What this task involves. Without including any images, reproduce each entry exactly.

Dataset records:
==========
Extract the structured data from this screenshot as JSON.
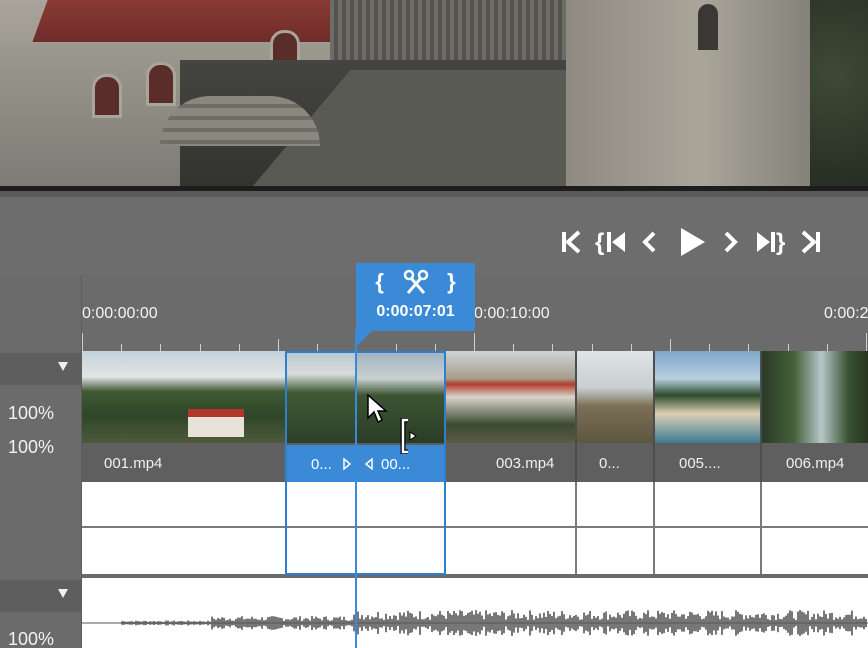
{
  "transport": {
    "go_start": "go-to-start",
    "prev_mark": "previous-marker",
    "prev_frame": "previous-frame",
    "play": "play",
    "next_frame": "next-frame",
    "next_mark": "next-marker",
    "go_end": "go-to-end"
  },
  "ruler": {
    "labels": [
      "0:00:00:00",
      "0:00:10:00",
      "0:00:2"
    ]
  },
  "playhead": {
    "time": "0:00:07:01",
    "bracket_left": "{",
    "bracket_right": "}"
  },
  "tracks": {
    "video_opacity": "100%",
    "video_volume": "100%",
    "audio_volume": "100%"
  },
  "clips": [
    {
      "label": "001.mp4"
    },
    {
      "label": "0..."
    },
    {
      "label": "00..."
    },
    {
      "label": "003.mp4"
    },
    {
      "label": "0..."
    },
    {
      "label": "005...."
    },
    {
      "label": "006.mp4"
    }
  ],
  "colors": {
    "accent": "#3a8ad8",
    "panel": "#6b6b6b"
  }
}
==========
Answer for the task.
Extract the structured data from this screenshot as JSON.
{
  "transport": {
    "go_start": "go-to-start",
    "prev_mark": "previous-marker",
    "prev_frame": "previous-frame",
    "play": "play",
    "next_frame": "next-frame",
    "next_mark": "next-marker",
    "go_end": "go-to-end"
  },
  "ruler": {
    "labels": [
      "0:00:00:00",
      "0:00:10:00",
      "0:00:2"
    ]
  },
  "playhead": {
    "time": "0:00:07:01",
    "bracket_left": "{",
    "bracket_right": "}"
  },
  "tracks": {
    "video_opacity": "100%",
    "video_volume": "100%",
    "audio_volume": "100%"
  },
  "clips": [
    {
      "label": "001.mp4"
    },
    {
      "label": "0..."
    },
    {
      "label": "00..."
    },
    {
      "label": "003.mp4"
    },
    {
      "label": "0..."
    },
    {
      "label": "005...."
    },
    {
      "label": "006.mp4"
    }
  ],
  "colors": {
    "accent": "#3a8ad8",
    "panel": "#6b6b6b"
  }
}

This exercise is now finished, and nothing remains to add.